* DIRECTIONS FOR THIS TASK: Each line that contains the string "subtitle" counts once; report how many such lines appear in the data, as a number only.

* AVAILABLE RECORDS:

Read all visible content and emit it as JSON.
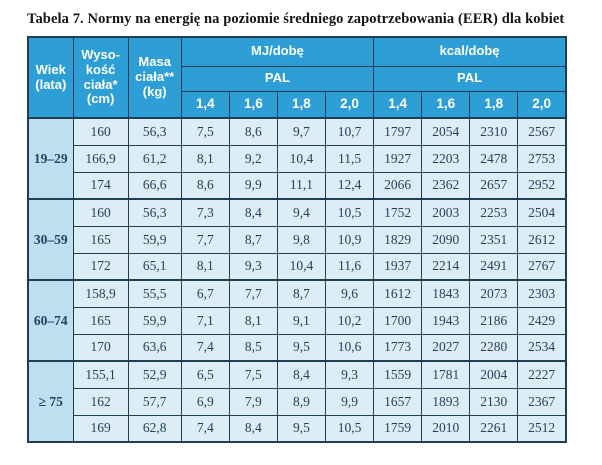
{
  "title": "Tabela 7. Normy na energię na poziomie średniego zapotrzebowania (EER) dla kobiet",
  "table": {
    "headers": {
      "age": "Wiek\n(lata)",
      "height": "Wyso-\nkość\nciała*\n(cm)",
      "mass": "Masa\nciała**\n(kg)",
      "mj": "MJ/dobę",
      "kcal": "kcal/dobę",
      "pal": "PAL",
      "pal_values": [
        "1,4",
        "1,6",
        "1,8",
        "2,0"
      ]
    },
    "groups": [
      {
        "age": "19–29",
        "rows": [
          {
            "height": "160",
            "mass": "56,3",
            "mj": [
              "7,5",
              "8,6",
              "9,7",
              "10,7"
            ],
            "kcal": [
              "1797",
              "2054",
              "2310",
              "2567"
            ]
          },
          {
            "height": "166,9",
            "mass": "61,2",
            "mj": [
              "8,1",
              "9,2",
              "10,4",
              "11,5"
            ],
            "kcal": [
              "1927",
              "2203",
              "2478",
              "2753"
            ]
          },
          {
            "height": "174",
            "mass": "66,6",
            "mj": [
              "8,6",
              "9,9",
              "11,1",
              "12,4"
            ],
            "kcal": [
              "2066",
              "2362",
              "2657",
              "2952"
            ]
          }
        ]
      },
      {
        "age": "30–59",
        "rows": [
          {
            "height": "160",
            "mass": "56,3",
            "mj": [
              "7,3",
              "8,4",
              "9,4",
              "10,5"
            ],
            "kcal": [
              "1752",
              "2003",
              "2253",
              "2504"
            ]
          },
          {
            "height": "165",
            "mass": "59,9",
            "mj": [
              "7,7",
              "8,7",
              "9,8",
              "10,9"
            ],
            "kcal": [
              "1829",
              "2090",
              "2351",
              "2612"
            ]
          },
          {
            "height": "172",
            "mass": "65,1",
            "mj": [
              "8,1",
              "9,3",
              "10,4",
              "11,6"
            ],
            "kcal": [
              "1937",
              "2214",
              "2491",
              "2767"
            ]
          }
        ]
      },
      {
        "age": "60–74",
        "rows": [
          {
            "height": "158,9",
            "mass": "55,5",
            "mj": [
              "6,7",
              "7,7",
              "8,7",
              "9,6"
            ],
            "kcal": [
              "1612",
              "1843",
              "2073",
              "2303"
            ]
          },
          {
            "height": "165",
            "mass": "59,9",
            "mj": [
              "7,1",
              "8,1",
              "9,1",
              "10,2"
            ],
            "kcal": [
              "1700",
              "1943",
              "2186",
              "2429"
            ]
          },
          {
            "height": "170",
            "mass": "63,6",
            "mj": [
              "7,4",
              "8,5",
              "9,5",
              "10,6"
            ],
            "kcal": [
              "1773",
              "2027",
              "2280",
              "2534"
            ]
          }
        ]
      },
      {
        "age": "≥ 75",
        "rows": [
          {
            "height": "155,1",
            "mass": "52,9",
            "mj": [
              "6,5",
              "7,5",
              "8,4",
              "9,3"
            ],
            "kcal": [
              "1559",
              "1781",
              "2004",
              "2227"
            ]
          },
          {
            "height": "162",
            "mass": "57,7",
            "mj": [
              "6,9",
              "7,9",
              "8,9",
              "9,9"
            ],
            "kcal": [
              "1657",
              "1893",
              "2130",
              "2367"
            ]
          },
          {
            "height": "169",
            "mass": "62,8",
            "mj": [
              "7,4",
              "8,4",
              "9,5",
              "10,5"
            ],
            "kcal": [
              "1759",
              "2010",
              "2261",
              "2512"
            ]
          }
        ]
      }
    ]
  },
  "colors": {
    "header_bg": "#2e9fd6",
    "age_cell_bg": "#bedff0",
    "data_cell_bg": "#dcedf6",
    "border": "#1f3e52",
    "header_text": "#ffffff",
    "data_text": "#24425c",
    "title_text": "#151515",
    "page_bg": "#ffffff"
  }
}
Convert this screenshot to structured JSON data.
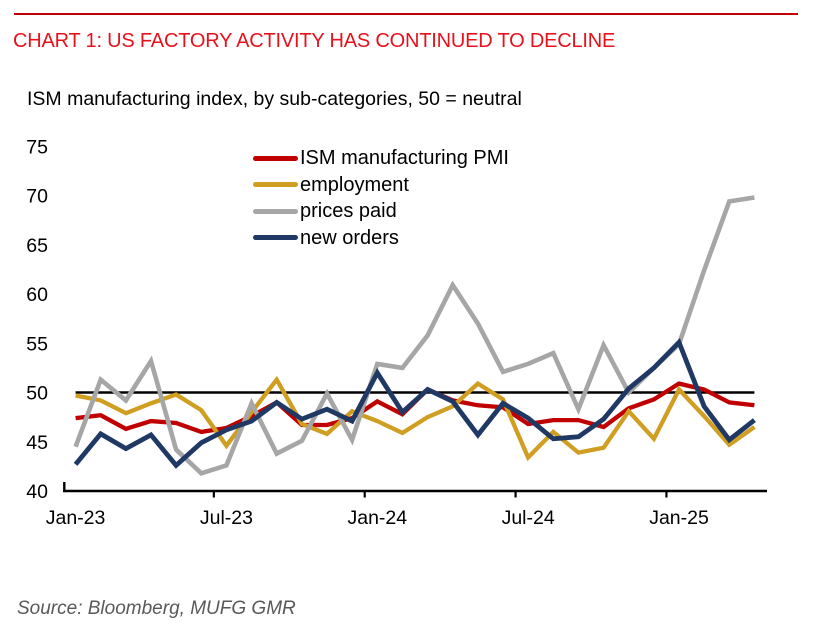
{
  "report": {
    "title": "CHART 1: US FACTORY ACTIVITY HAS CONTINUED TO DECLINE",
    "title_color": "#E8111C",
    "rule_color": "#C00000"
  },
  "chart": {
    "subtitle": "ISM manufacturing index, by sub-categories, 50 = neutral"
  },
  "chart_data": {
    "type": "line",
    "title": "CHART 1: US FACTORY ACTIVITY HAS CONTINUED TO DECLINE",
    "subtitle": "ISM manufacturing index, by sub-categories, 50 = neutral",
    "x": [
      "Jan-23",
      "Feb-23",
      "Mar-23",
      "Apr-23",
      "May-23",
      "Jun-23",
      "Jul-23",
      "Aug-23",
      "Sep-23",
      "Oct-23",
      "Nov-23",
      "Dec-23",
      "Jan-24",
      "Feb-24",
      "Mar-24",
      "Apr-24",
      "May-24",
      "Jun-24",
      "Jul-24",
      "Aug-24",
      "Sep-24",
      "Oct-24",
      "Nov-24",
      "Dec-24",
      "Jan-25",
      "Feb-25",
      "Mar-25",
      "Apr-25"
    ],
    "x_tick_labels": [
      "Jan-23",
      "Jul-23",
      "Jan-24",
      "Jul-24",
      "Jan-25"
    ],
    "y_ticks": [
      40,
      45,
      50,
      55,
      60,
      65,
      70,
      75
    ],
    "ylim": [
      40,
      75
    ],
    "grid": false,
    "legend_position": "inside-top",
    "reference_line": {
      "value": 50,
      "color": "#000000",
      "meaning": "50 = neutral"
    },
    "series": [
      {
        "name": "ISM manufacturing PMI",
        "color": "#C00000",
        "values": [
          47.4,
          47.7,
          46.3,
          47.1,
          46.9,
          46.0,
          46.4,
          47.6,
          49.0,
          46.7,
          46.7,
          47.4,
          49.1,
          47.8,
          50.3,
          49.2,
          48.7,
          48.5,
          46.8,
          47.2,
          47.2,
          46.5,
          48.4,
          49.3,
          50.9,
          50.3,
          49.0,
          48.7
        ]
      },
      {
        "name": "employment",
        "color": "#D09E21",
        "values": [
          49.7,
          49.2,
          47.9,
          48.9,
          49.8,
          48.2,
          44.6,
          48.0,
          51.3,
          46.8,
          45.8,
          48.1,
          47.1,
          45.9,
          47.5,
          48.6,
          50.9,
          49.3,
          43.4,
          46.0,
          43.9,
          44.4,
          48.1,
          45.3,
          50.3,
          47.6,
          44.7,
          46.5
        ]
      },
      {
        "name": "prices paid",
        "color": "#A6A6A6",
        "values": [
          44.5,
          51.3,
          49.2,
          53.2,
          44.2,
          41.8,
          42.6,
          48.9,
          43.8,
          45.1,
          49.9,
          45.2,
          52.9,
          52.5,
          55.8,
          60.9,
          57.0,
          52.1,
          52.9,
          54.0,
          48.3,
          54.8,
          50.0,
          52.5,
          54.9,
          62.4,
          69.4,
          69.8
        ]
      },
      {
        "name": "new orders",
        "color": "#1F3864",
        "values": [
          42.7,
          45.8,
          44.3,
          45.7,
          42.6,
          44.9,
          46.2,
          47.1,
          49.0,
          47.3,
          48.3,
          47.1,
          52.0,
          48.0,
          50.3,
          49.1,
          45.7,
          48.9,
          47.4,
          45.3,
          45.5,
          47.3,
          50.4,
          52.5,
          55.1,
          48.6,
          45.2,
          47.2
        ]
      }
    ]
  },
  "footer": {
    "source": "Source: Bloomberg, MUFG GMR"
  }
}
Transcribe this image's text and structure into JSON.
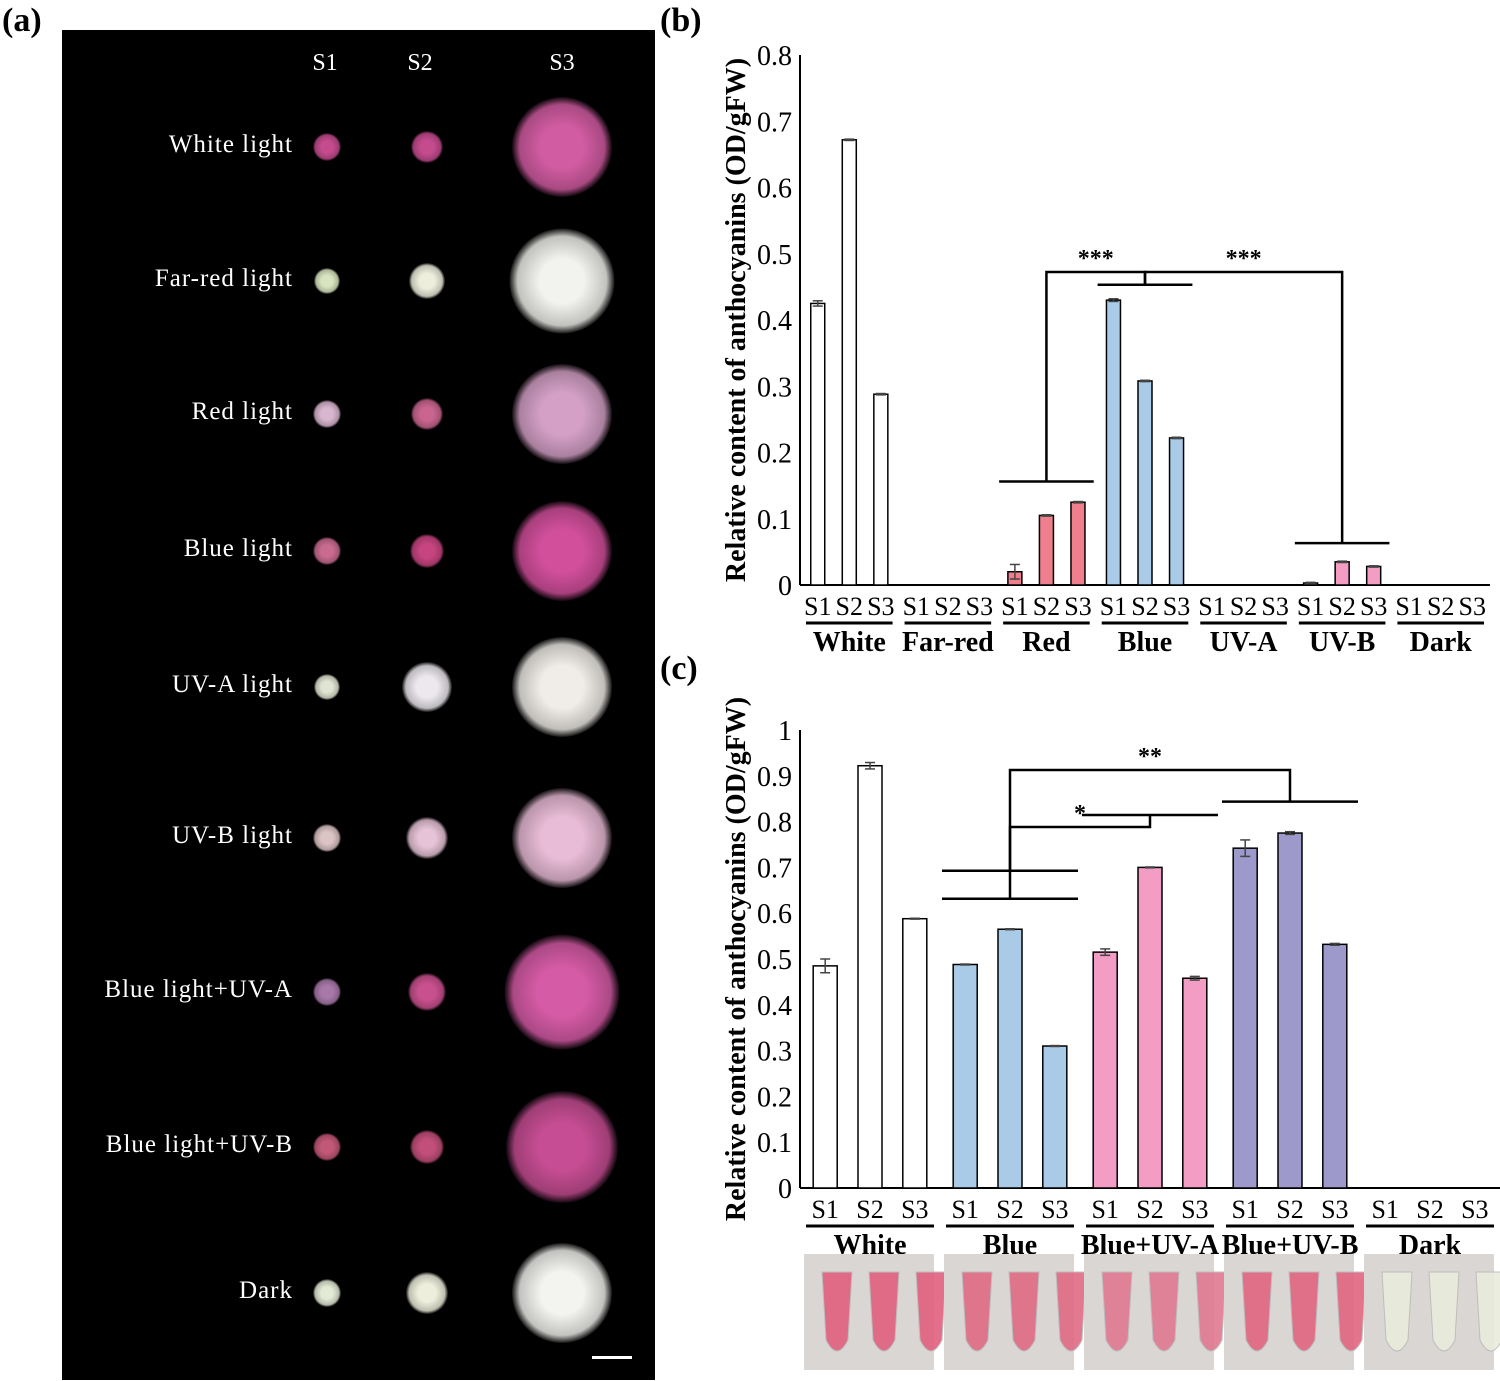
{
  "figure": {
    "panel_a_label": "(a)",
    "panel_b_label": "(b)",
    "panel_c_label": "(c)"
  },
  "photo_panel": {
    "stages": [
      "S1",
      "S2",
      "S3"
    ],
    "rows": [
      {
        "label": "White light",
        "colors": [
          "#c44b8e",
          "#c44b8e",
          "#d25ca2"
        ]
      },
      {
        "label": "Far-red light",
        "colors": [
          "#d8e4c0",
          "#eeeedd",
          "#f2f2ee"
        ]
      },
      {
        "label": "Red light",
        "colors": [
          "#d9b6cf",
          "#c9658f",
          "#d4a0c6"
        ]
      },
      {
        "label": "Blue light",
        "colors": [
          "#c96b8f",
          "#c6447f",
          "#d24f9c"
        ]
      },
      {
        "label": "UV-A light",
        "colors": [
          "#e0e4d2",
          "#ece8ee",
          "#f0ede8"
        ]
      },
      {
        "label": "UV-B light",
        "colors": [
          "#dcc4c4",
          "#e6c3d6",
          "#e8bbd6"
        ]
      },
      {
        "label": "Blue light+UV-A",
        "colors": [
          "#a878a8",
          "#c9508e",
          "#d65ba6"
        ]
      },
      {
        "label": "Blue light+UV-B",
        "colors": [
          "#c25878",
          "#c24f7a",
          "#c64d93"
        ]
      },
      {
        "label": "Dark",
        "colors": [
          "#e2ead6",
          "#eeeedc",
          "#f3f3f0"
        ]
      }
    ]
  },
  "chart_data": [
    {
      "id": "b",
      "type": "bar",
      "ylabel": "Relative content of anthocyanins (OD/gFW)",
      "ylim": [
        0,
        0.8
      ],
      "yticks": [
        "0",
        "0.1",
        "0.2",
        "0.3",
        "0.4",
        "0.5",
        "0.6",
        "0.7",
        "0.8"
      ],
      "stages": [
        "S1",
        "S2",
        "S3"
      ],
      "groups": [
        {
          "name": "White",
          "color": "#ffffff",
          "values": [
            0.425,
            0.672,
            0.288
          ],
          "errors": [
            0.004,
            0.001,
            0.001
          ]
        },
        {
          "name": "Far-red",
          "color": "#ffffff",
          "values": [
            0,
            0,
            0
          ],
          "errors": [
            0,
            0,
            0
          ]
        },
        {
          "name": "Red",
          "color": "#f07f8e",
          "values": [
            0.02,
            0.105,
            0.125
          ],
          "errors": [
            0.011,
            0.001,
            0.001
          ]
        },
        {
          "name": "Blue",
          "color": "#a9cbe8",
          "values": [
            0.43,
            0.308,
            0.222
          ],
          "errors": [
            0.002,
            0.001,
            0.001
          ]
        },
        {
          "name": "UV-A",
          "color": "#ffffff",
          "values": [
            0,
            0,
            0
          ],
          "errors": [
            0,
            0,
            0
          ]
        },
        {
          "name": "UV-B",
          "color": "#f39cc4",
          "values": [
            0.003,
            0.035,
            0.028
          ],
          "errors": [
            0.001,
            0.001,
            0.001
          ]
        },
        {
          "name": "Dark",
          "color": "#ffffff",
          "values": [
            0,
            0,
            0
          ],
          "errors": [
            0,
            0,
            0
          ]
        }
      ],
      "significance": [
        {
          "label": "***",
          "from": "Red",
          "to": "Blue"
        },
        {
          "label": "***",
          "from": "Blue",
          "to": "UV-B"
        }
      ]
    },
    {
      "id": "c",
      "type": "bar",
      "ylabel": "Relative content of anthocyanins (OD/gFW)",
      "ylim": [
        0,
        1
      ],
      "yticks": [
        "0",
        "0.1",
        "0.2",
        "0.3",
        "0.4",
        "0.5",
        "0.6",
        "0.7",
        "0.8",
        "0.9",
        "1"
      ],
      "stages": [
        "S1",
        "S2",
        "S3"
      ],
      "groups": [
        {
          "name": "White",
          "color": "#ffffff",
          "values": [
            0.485,
            0.922,
            0.588
          ],
          "errors": [
            0.015,
            0.007,
            0.001
          ]
        },
        {
          "name": "Blue",
          "color": "#a9cbe8",
          "values": [
            0.488,
            0.565,
            0.31
          ],
          "errors": [
            0.001,
            0.001,
            0.001
          ]
        },
        {
          "name": "Blue+UV-A",
          "color": "#f39cc4",
          "values": [
            0.515,
            0.7,
            0.458
          ],
          "errors": [
            0.007,
            0.001,
            0.004
          ]
        },
        {
          "name": "Blue+UV-B",
          "color": "#9d9acb",
          "values": [
            0.742,
            0.775,
            0.532
          ],
          "errors": [
            0.018,
            0.003,
            0.002
          ]
        },
        {
          "name": "Dark",
          "color": "#ffffff",
          "values": [
            0,
            0,
            0
          ],
          "errors": [
            0,
            0,
            0
          ]
        }
      ],
      "significance": [
        {
          "label": "*",
          "from": "Blue",
          "to": "Blue+UV-A"
        },
        {
          "label": "**",
          "from": "Blue",
          "to": "Blue+UV-B"
        }
      ],
      "tube_colors": [
        "#e0607e",
        "#df6b84",
        "#e07a92",
        "#e0667f",
        "#e9ecdc"
      ]
    }
  ]
}
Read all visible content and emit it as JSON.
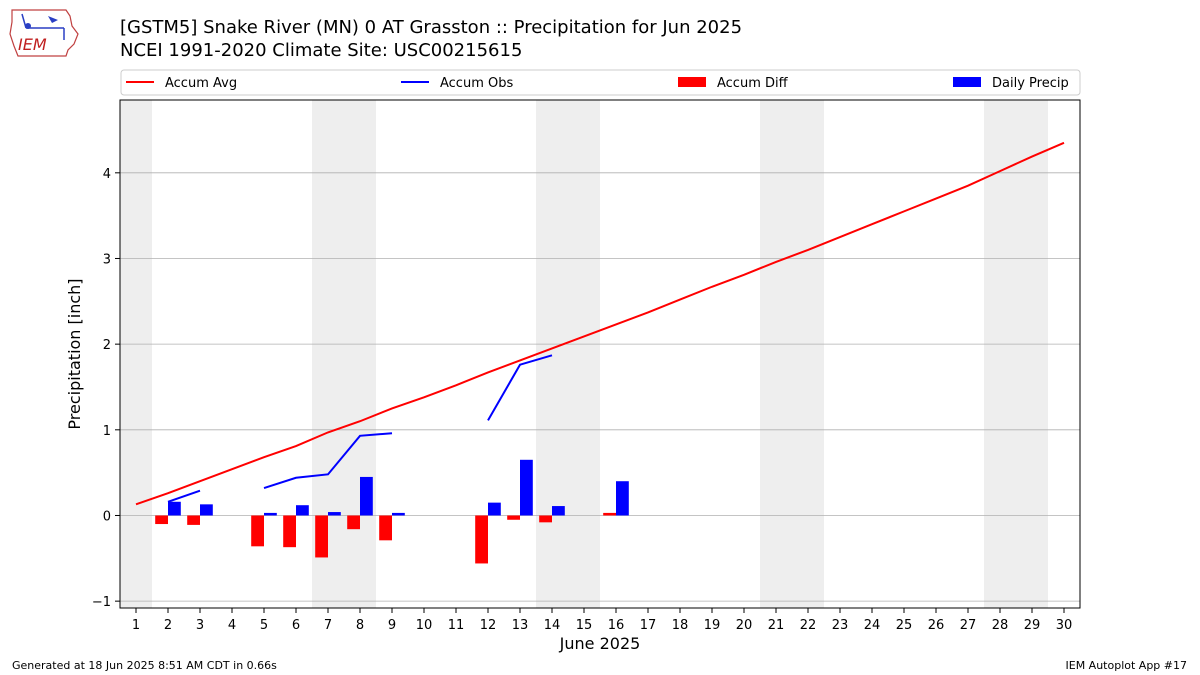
{
  "header": {
    "title_line1": "[GSTM5] Snake River (MN) 0 AT Grasston :: Precipitation for Jun 2025",
    "title_line2": "NCEI 1991-2020 Climate Site: USC00215615"
  },
  "logo": {
    "text": "IEM",
    "icon": "iem-iowa-logo-icon"
  },
  "footer": {
    "generated": "Generated at 18 Jun 2025 8:51 AM CDT in 0.66s",
    "app": "IEM Autoplot App #17"
  },
  "colors": {
    "accum_avg": "#ff0000",
    "accum_obs": "#0000ff",
    "accum_diff": "#ff0000",
    "daily_precip": "#0000ff",
    "weekend_band": "#eeeeee",
    "grid": "#b0b0b0"
  },
  "chart_data": {
    "type": "bar",
    "xlabel": "June 2025",
    "ylabel": "Precipitation [inch]",
    "xlim": [
      0.5,
      30.5
    ],
    "ylim": [
      -1.08,
      4.85
    ],
    "grid": true,
    "legend_placement": "top",
    "days": [
      1,
      2,
      3,
      4,
      5,
      6,
      7,
      8,
      9,
      10,
      11,
      12,
      13,
      14,
      15,
      16,
      17,
      18,
      19,
      20,
      21,
      22,
      23,
      24,
      25,
      26,
      27,
      28,
      29,
      30
    ],
    "y_ticks": [
      -1,
      0,
      1,
      2,
      3,
      4
    ],
    "weekend_days": [
      1,
      7,
      8,
      14,
      15,
      21,
      22,
      28,
      29
    ],
    "series": [
      {
        "name": "Accum Avg",
        "kind": "line",
        "x": [
          1,
          2,
          3,
          4,
          5,
          6,
          7,
          8,
          9,
          10,
          11,
          12,
          13,
          14,
          15,
          16,
          17,
          18,
          19,
          20,
          21,
          22,
          23,
          24,
          25,
          26,
          27,
          28,
          29,
          30
        ],
        "values": [
          0.13,
          0.26,
          0.4,
          0.54,
          0.68,
          0.81,
          0.97,
          1.1,
          1.25,
          1.38,
          1.52,
          1.67,
          1.81,
          1.95,
          2.09,
          2.23,
          2.37,
          2.52,
          2.67,
          2.81,
          2.96,
          3.1,
          3.25,
          3.4,
          3.55,
          3.7,
          3.85,
          4.02,
          4.19,
          4.35
        ]
      },
      {
        "name": "Accum Obs",
        "kind": "line",
        "segments": [
          {
            "x": [
              2,
              3
            ],
            "values": [
              0.16,
              0.29
            ]
          },
          {
            "x": [
              5,
              6,
              7,
              8,
              9
            ],
            "values": [
              0.32,
              0.44,
              0.48,
              0.93,
              0.96
            ]
          },
          {
            "x": [
              12,
              13,
              14
            ],
            "values": [
              1.11,
              1.76,
              1.87
            ]
          }
        ]
      },
      {
        "name": "Accum Diff",
        "kind": "bar",
        "x": [
          2,
          3,
          5,
          6,
          7,
          8,
          9,
          12,
          13,
          14,
          16
        ],
        "values": [
          -0.1,
          -0.11,
          -0.36,
          -0.37,
          -0.49,
          -0.16,
          -0.29,
          -0.56,
          -0.05,
          -0.08,
          0.03
        ]
      },
      {
        "name": "Daily Precip",
        "kind": "bar",
        "x": [
          2,
          3,
          5,
          6,
          7,
          8,
          9,
          12,
          13,
          14,
          16
        ],
        "values": [
          0.16,
          0.13,
          0.03,
          0.12,
          0.04,
          0.45,
          0.03,
          0.15,
          0.65,
          0.11,
          0.4
        ]
      }
    ]
  }
}
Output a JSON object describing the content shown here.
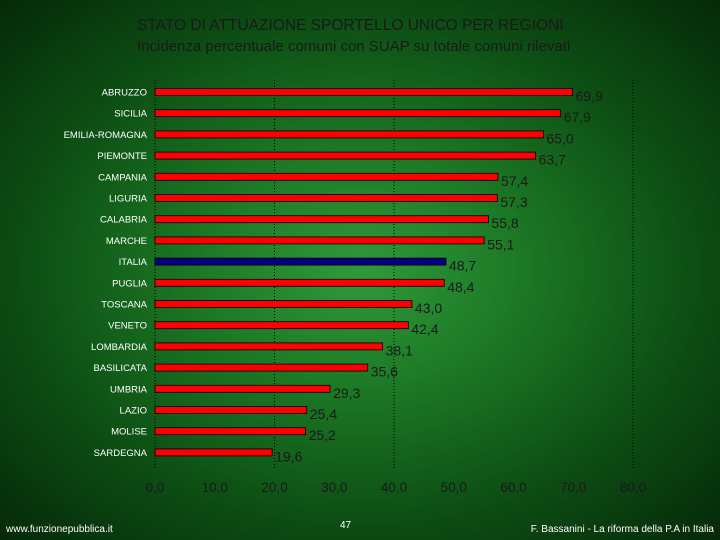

* OUTPUT: 2